Reproduce the listing below in full and without alteration, apart from its pictures.

- Records shown:
———

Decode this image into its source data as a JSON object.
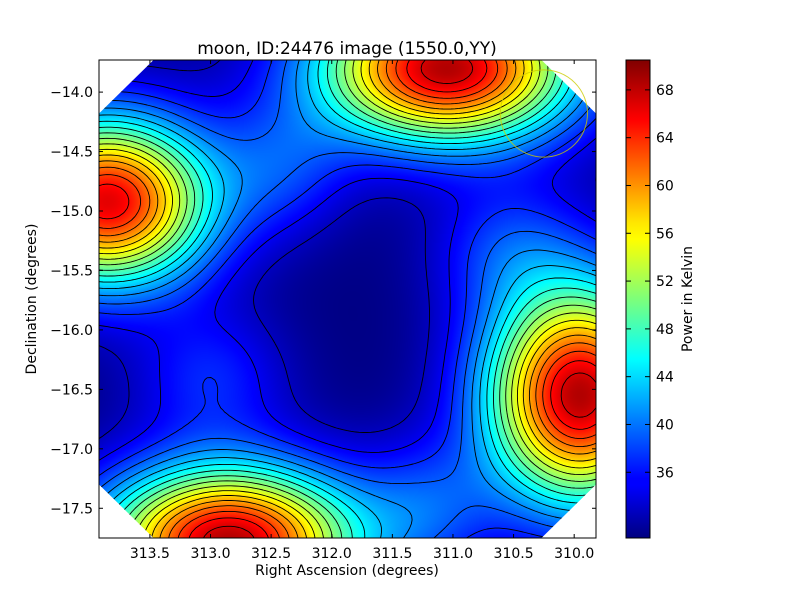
{
  "chart_data": {
    "type": "heatmap",
    "title": "moon, ID:24476 image (1550.0,YY)",
    "xlabel": "Right Ascension (degrees)",
    "ylabel": "Declination (degrees)",
    "colorbar_label": "Power in Kelvin",
    "colormap": "jet",
    "x_axis_inverted": true,
    "xlim": [
      313.92,
      309.82
    ],
    "ylim": [
      -17.75,
      -13.73
    ],
    "x_ticks": [
      313.5,
      313.0,
      312.5,
      312.0,
      311.5,
      311.0,
      310.5,
      310.0
    ],
    "x_tick_labels": [
      "313.5",
      "313.0",
      "312.5",
      "312.0",
      "311.5",
      "311.0",
      "310.5",
      "310.0"
    ],
    "y_ticks": [
      -14.0,
      -14.5,
      -15.0,
      -15.5,
      -16.0,
      -16.5,
      -17.0,
      -17.5
    ],
    "y_tick_labels": [
      "−14.0",
      "−14.5",
      "−15.0",
      "−15.5",
      "−16.0",
      "−16.5",
      "−17.0",
      "−17.5"
    ],
    "colorbar_range": [
      30.5,
      70.5
    ],
    "colorbar_ticks": [
      36,
      40,
      44,
      48,
      52,
      56,
      60,
      64,
      68
    ],
    "colorbar_tick_labels": [
      "36",
      "40",
      "44",
      "48",
      "52",
      "56",
      "60",
      "64",
      "68"
    ],
    "contour_levels": [
      33,
      35,
      37,
      39,
      41,
      43,
      45,
      47,
      49,
      51,
      53,
      55,
      57,
      59,
      61,
      63,
      65,
      67,
      69
    ],
    "baseline_kelvin": 30.5,
    "blobs": [
      {
        "ra": 313.85,
        "dec": -14.92,
        "amp": 36,
        "sx": 0.6,
        "sy": 0.5
      },
      {
        "ra": 312.85,
        "dec": -17.78,
        "amp": 38,
        "sx": 0.75,
        "sy": 0.45
      },
      {
        "ra": 311.05,
        "dec": -13.8,
        "amp": 38,
        "sx": 0.75,
        "sy": 0.45
      },
      {
        "ra": 309.95,
        "dec": -16.55,
        "amp": 38,
        "sx": 0.55,
        "sy": 0.65
      },
      {
        "ra": 312.4,
        "dec": -14.65,
        "amp": 6,
        "sx": 0.4,
        "sy": 0.4
      },
      {
        "ra": 310.55,
        "dec": -15.3,
        "amp": 6,
        "sx": 0.45,
        "sy": 0.4
      },
      {
        "ra": 313.0,
        "dec": -16.4,
        "amp": 6,
        "sx": 0.45,
        "sy": 0.4
      },
      {
        "ra": 311.2,
        "dec": -17.5,
        "amp": 6,
        "sx": 0.4,
        "sy": 0.4
      }
    ],
    "marker_circle": {
      "ra": 310.25,
      "dec": -14.18,
      "radius_deg": 0.36,
      "color": "#cccc00"
    },
    "corner_cut_deg": 0.45
  }
}
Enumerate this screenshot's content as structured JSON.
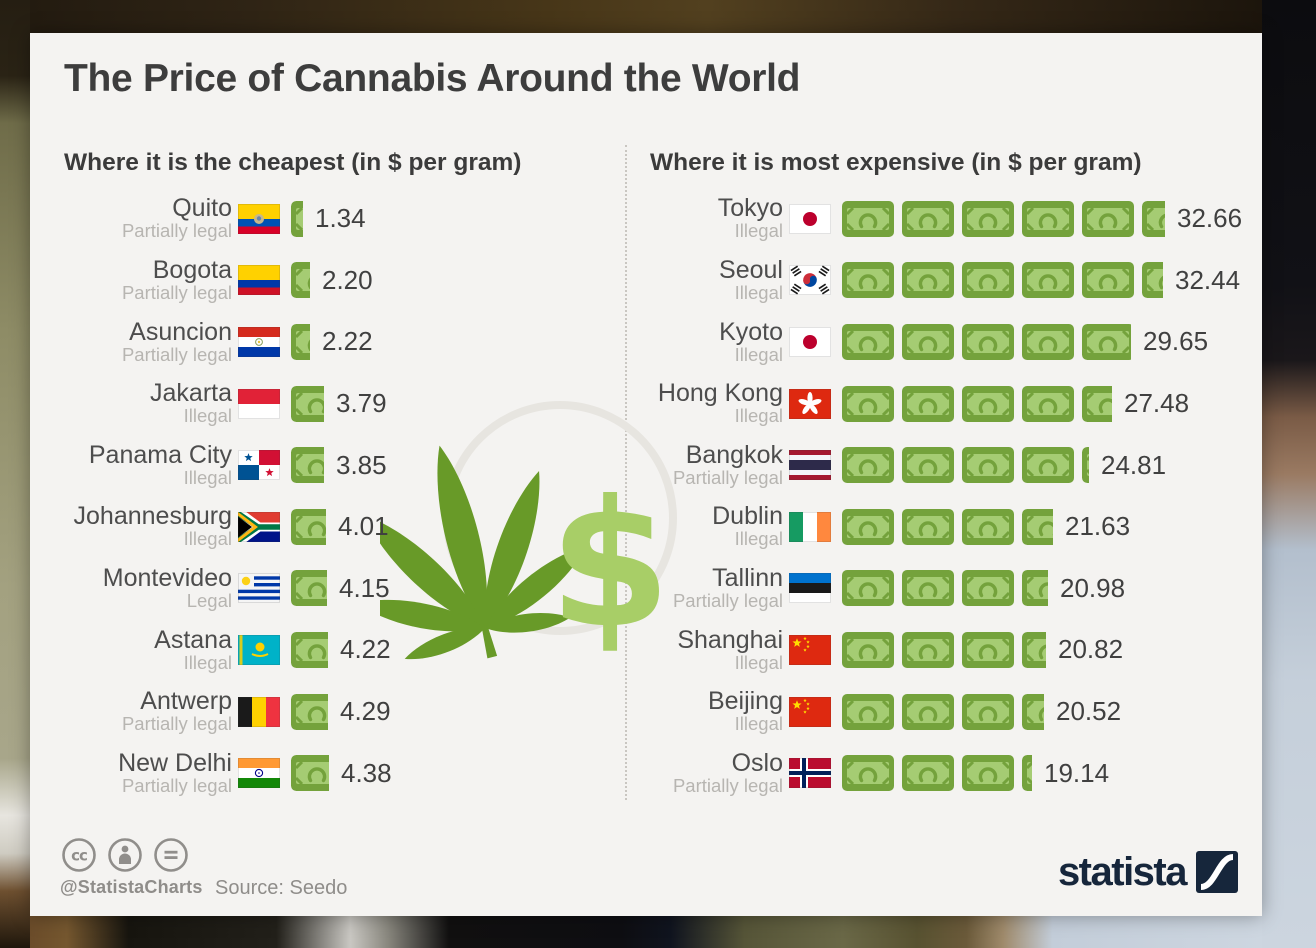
{
  "infographic": {
    "title": "The Price of Cannabis Around the World",
    "footer": {
      "license_handle": "@StatistaCharts",
      "source": "Source: Seedo",
      "brand": "statista"
    }
  },
  "icons": {
    "dollar_glyph": "$",
    "cc_glyph": "cc"
  },
  "colors": {
    "card_background": "#f4f3f1",
    "banknote_dark": "#74a23c",
    "banknote_light": "#a5cc73",
    "leaf_green": "#689a28",
    "dollar_green": "#a8ce67",
    "text_dark": "#3d3d3d",
    "text_muted": "#b7b5b1",
    "brand_navy": "#16263b",
    "footer_grey": "#8f8d8a"
  },
  "chart_data": {
    "type": "pictogram-bar",
    "title": "The Price of Cannabis Around the World",
    "unit": "$ per gram",
    "dollars_per_banknote": 6,
    "source": "Seedo",
    "legend_position": "none",
    "sections": [
      {
        "id": "cheapest",
        "title": "Where it is the cheapest (in $ per gram)",
        "rows": [
          {
            "city": "Quito",
            "status": "Partially legal",
            "flag": "ecuador",
            "value": 1.34,
            "label": "1.34"
          },
          {
            "city": "Bogota",
            "status": "Partially legal",
            "flag": "colombia",
            "value": 2.2,
            "label": "2.20"
          },
          {
            "city": "Asuncion",
            "status": "Partially legal",
            "flag": "paraguay",
            "value": 2.22,
            "label": "2.22"
          },
          {
            "city": "Jakarta",
            "status": "Illegal",
            "flag": "indonesia",
            "value": 3.79,
            "label": "3.79"
          },
          {
            "city": "Panama City",
            "status": "Illegal",
            "flag": "panama",
            "value": 3.85,
            "label": "3.85"
          },
          {
            "city": "Johannesburg",
            "status": "Illegal",
            "flag": "south-africa",
            "value": 4.01,
            "label": "4.01"
          },
          {
            "city": "Montevideo",
            "status": "Legal",
            "flag": "uruguay",
            "value": 4.15,
            "label": "4.15"
          },
          {
            "city": "Astana",
            "status": "Illegal",
            "flag": "kazakhstan",
            "value": 4.22,
            "label": "4.22"
          },
          {
            "city": "Antwerp",
            "status": "Partially legal",
            "flag": "belgium",
            "value": 4.29,
            "label": "4.29"
          },
          {
            "city": "New Delhi",
            "status": "Partially legal",
            "flag": "india",
            "value": 4.38,
            "label": "4.38"
          }
        ]
      },
      {
        "id": "most-expensive",
        "title": "Where it is most expensive (in $ per gram)",
        "rows": [
          {
            "city": "Tokyo",
            "status": "Illegal",
            "flag": "japan",
            "value": 32.66,
            "label": "32.66"
          },
          {
            "city": "Seoul",
            "status": "Illegal",
            "flag": "south-korea",
            "value": 32.44,
            "label": "32.44"
          },
          {
            "city": "Kyoto",
            "status": "Illegal",
            "flag": "japan",
            "value": 29.65,
            "label": "29.65"
          },
          {
            "city": "Hong Kong",
            "status": "Illegal",
            "flag": "hong-kong",
            "value": 27.48,
            "label": "27.48"
          },
          {
            "city": "Bangkok",
            "status": "Partially legal",
            "flag": "thailand",
            "value": 24.81,
            "label": "24.81"
          },
          {
            "city": "Dublin",
            "status": "Illegal",
            "flag": "ireland",
            "value": 21.63,
            "label": "21.63"
          },
          {
            "city": "Tallinn",
            "status": "Partially legal",
            "flag": "estonia",
            "value": 20.98,
            "label": "20.98"
          },
          {
            "city": "Shanghai",
            "status": "Illegal",
            "flag": "china",
            "value": 20.82,
            "label": "20.82"
          },
          {
            "city": "Beijing",
            "status": "Illegal",
            "flag": "china",
            "value": 20.52,
            "label": "20.52"
          },
          {
            "city": "Oslo",
            "status": "Partially legal",
            "flag": "norway",
            "value": 19.14,
            "label": "19.14"
          }
        ]
      }
    ]
  }
}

———

- The completed task:
Decode this image into its source data as a JSON object.
{
  "chart_data": {
    "type": "heatmap",
    "title": "moon, ID:24476 image (1550.0,YY)",
    "xlabel": "Right Ascension (degrees)",
    "ylabel": "Declination (degrees)",
    "colorbar_label": "Power in Kelvin",
    "colormap": "jet",
    "x_axis_inverted": true,
    "xlim": [
      313.92,
      309.82
    ],
    "ylim": [
      -17.75,
      -13.73
    ],
    "x_ticks": [
      313.5,
      313.0,
      312.5,
      312.0,
      311.5,
      311.0,
      310.5,
      310.0
    ],
    "x_tick_labels": [
      "313.5",
      "313.0",
      "312.5",
      "312.0",
      "311.5",
      "311.0",
      "310.5",
      "310.0"
    ],
    "y_ticks": [
      -14.0,
      -14.5,
      -15.0,
      -15.5,
      -16.0,
      -16.5,
      -17.0,
      -17.5
    ],
    "y_tick_labels": [
      "−14.0",
      "−14.5",
      "−15.0",
      "−15.5",
      "−16.0",
      "−16.5",
      "−17.0",
      "−17.5"
    ],
    "colorbar_range": [
      30.5,
      70.5
    ],
    "colorbar_ticks": [
      36,
      40,
      44,
      48,
      52,
      56,
      60,
      64,
      68
    ],
    "colorbar_tick_labels": [
      "36",
      "40",
      "44",
      "48",
      "52",
      "56",
      "60",
      "64",
      "68"
    ],
    "contour_levels": [
      33,
      35,
      37,
      39,
      41,
      43,
      45,
      47,
      49,
      51,
      53,
      55,
      57,
      59,
      61,
      63,
      65,
      67,
      69
    ],
    "baseline_kelvin": 30.5,
    "blobs": [
      {
        "ra": 313.85,
        "dec": -14.92,
        "amp": 36,
        "sx": 0.6,
        "sy": 0.5
      },
      {
        "ra": 312.85,
        "dec": -17.78,
        "amp": 38,
        "sx": 0.75,
        "sy": 0.45
      },
      {
        "ra": 311.05,
        "dec": -13.8,
        "amp": 38,
        "sx": 0.75,
        "sy": 0.45
      },
      {
        "ra": 309.95,
        "dec": -16.55,
        "amp": 38,
        "sx": 0.55,
        "sy": 0.65
      },
      {
        "ra": 312.4,
        "dec": -14.65,
        "amp": 6,
        "sx": 0.4,
        "sy": 0.4
      },
      {
        "ra": 310.55,
        "dec": -15.3,
        "amp": 6,
        "sx": 0.45,
        "sy": 0.4
      },
      {
        "ra": 313.0,
        "dec": -16.4,
        "amp": 6,
        "sx": 0.45,
        "sy": 0.4
      },
      {
        "ra": 311.2,
        "dec": -17.5,
        "amp": 6,
        "sx": 0.4,
        "sy": 0.4
      }
    ],
    "marker_circle": {
      "ra": 310.25,
      "dec": -14.18,
      "radius_deg": 0.36,
      "color": "#cccc00"
    },
    "corner_cut_deg": 0.45
  }
}
Enumerate this screenshot's content as structured JSON.
{
  "infographic": {
    "title": "The Price of Cannabis Around the World",
    "footer": {
      "license_handle": "@StatistaCharts",
      "source": "Source: Seedo",
      "brand": "statista"
    }
  },
  "icons": {
    "dollar_glyph": "$",
    "cc_glyph": "cc"
  },
  "colors": {
    "card_background": "#f4f3f1",
    "banknote_dark": "#74a23c",
    "banknote_light": "#a5cc73",
    "leaf_green": "#689a28",
    "dollar_green": "#a8ce67",
    "text_dark": "#3d3d3d",
    "text_muted": "#b7b5b1",
    "brand_navy": "#16263b",
    "footer_grey": "#8f8d8a"
  },
  "chart_data": {
    "type": "pictogram-bar",
    "title": "The Price of Cannabis Around the World",
    "unit": "$ per gram",
    "dollars_per_banknote": 6,
    "source": "Seedo",
    "legend_position": "none",
    "sections": [
      {
        "id": "cheapest",
        "title": "Where it is the cheapest (in $ per gram)",
        "rows": [
          {
            "city": "Quito",
            "status": "Partially legal",
            "flag": "ecuador",
            "value": 1.34,
            "label": "1.34"
          },
          {
            "city": "Bogota",
            "status": "Partially legal",
            "flag": "colombia",
            "value": 2.2,
            "label": "2.20"
          },
          {
            "city": "Asuncion",
            "status": "Partially legal",
            "flag": "paraguay",
            "value": 2.22,
            "label": "2.22"
          },
          {
            "city": "Jakarta",
            "status": "Illegal",
            "flag": "indonesia",
            "value": 3.79,
            "label": "3.79"
          },
          {
            "city": "Panama City",
            "status": "Illegal",
            "flag": "panama",
            "value": 3.85,
            "label": "3.85"
          },
          {
            "city": "Johannesburg",
            "status": "Illegal",
            "flag": "south-africa",
            "value": 4.01,
            "label": "4.01"
          },
          {
            "city": "Montevideo",
            "status": "Legal",
            "flag": "uruguay",
            "value": 4.15,
            "label": "4.15"
          },
          {
            "city": "Astana",
            "status": "Illegal",
            "flag": "kazakhstan",
            "value": 4.22,
            "label": "4.22"
          },
          {
            "city": "Antwerp",
            "status": "Partially legal",
            "flag": "belgium",
            "value": 4.29,
            "label": "4.29"
          },
          {
            "city": "New Delhi",
            "status": "Partially legal",
            "flag": "india",
            "value": 4.38,
            "label": "4.38"
          }
        ]
      },
      {
        "id": "most-expensive",
        "title": "Where it is most expensive (in $ per gram)",
        "rows": [
          {
            "city": "Tokyo",
            "status": "Illegal",
            "flag": "japan",
            "value": 32.66,
            "label": "32.66"
          },
          {
            "city": "Seoul",
            "status": "Illegal",
            "flag": "south-korea",
            "value": 32.44,
            "label": "32.44"
          },
          {
            "city": "Kyoto",
            "status": "Illegal",
            "flag": "japan",
            "value": 29.65,
            "label": "29.65"
          },
          {
            "city": "Hong Kong",
            "status": "Illegal",
            "flag": "hong-kong",
            "value": 27.48,
            "label": "27.48"
          },
          {
            "city": "Bangkok",
            "status": "Partially legal",
            "flag": "thailand",
            "value": 24.81,
            "label": "24.81"
          },
          {
            "city": "Dublin",
            "status": "Illegal",
            "flag": "ireland",
            "value": 21.63,
            "label": "21.63"
          },
          {
            "city": "Tallinn",
            "status": "Partially legal",
            "flag": "estonia",
            "value": 20.98,
            "label": "20.98"
          },
          {
            "city": "Shanghai",
            "status": "Illegal",
            "flag": "china",
            "value": 20.82,
            "label": "20.82"
          },
          {
            "city": "Beijing",
            "status": "Illegal",
            "flag": "china",
            "value": 20.52,
            "label": "20.52"
          },
          {
            "city": "Oslo",
            "status": "Partially legal",
            "flag": "norway",
            "value": 19.14,
            "label": "19.14"
          }
        ]
      }
    ]
  }
}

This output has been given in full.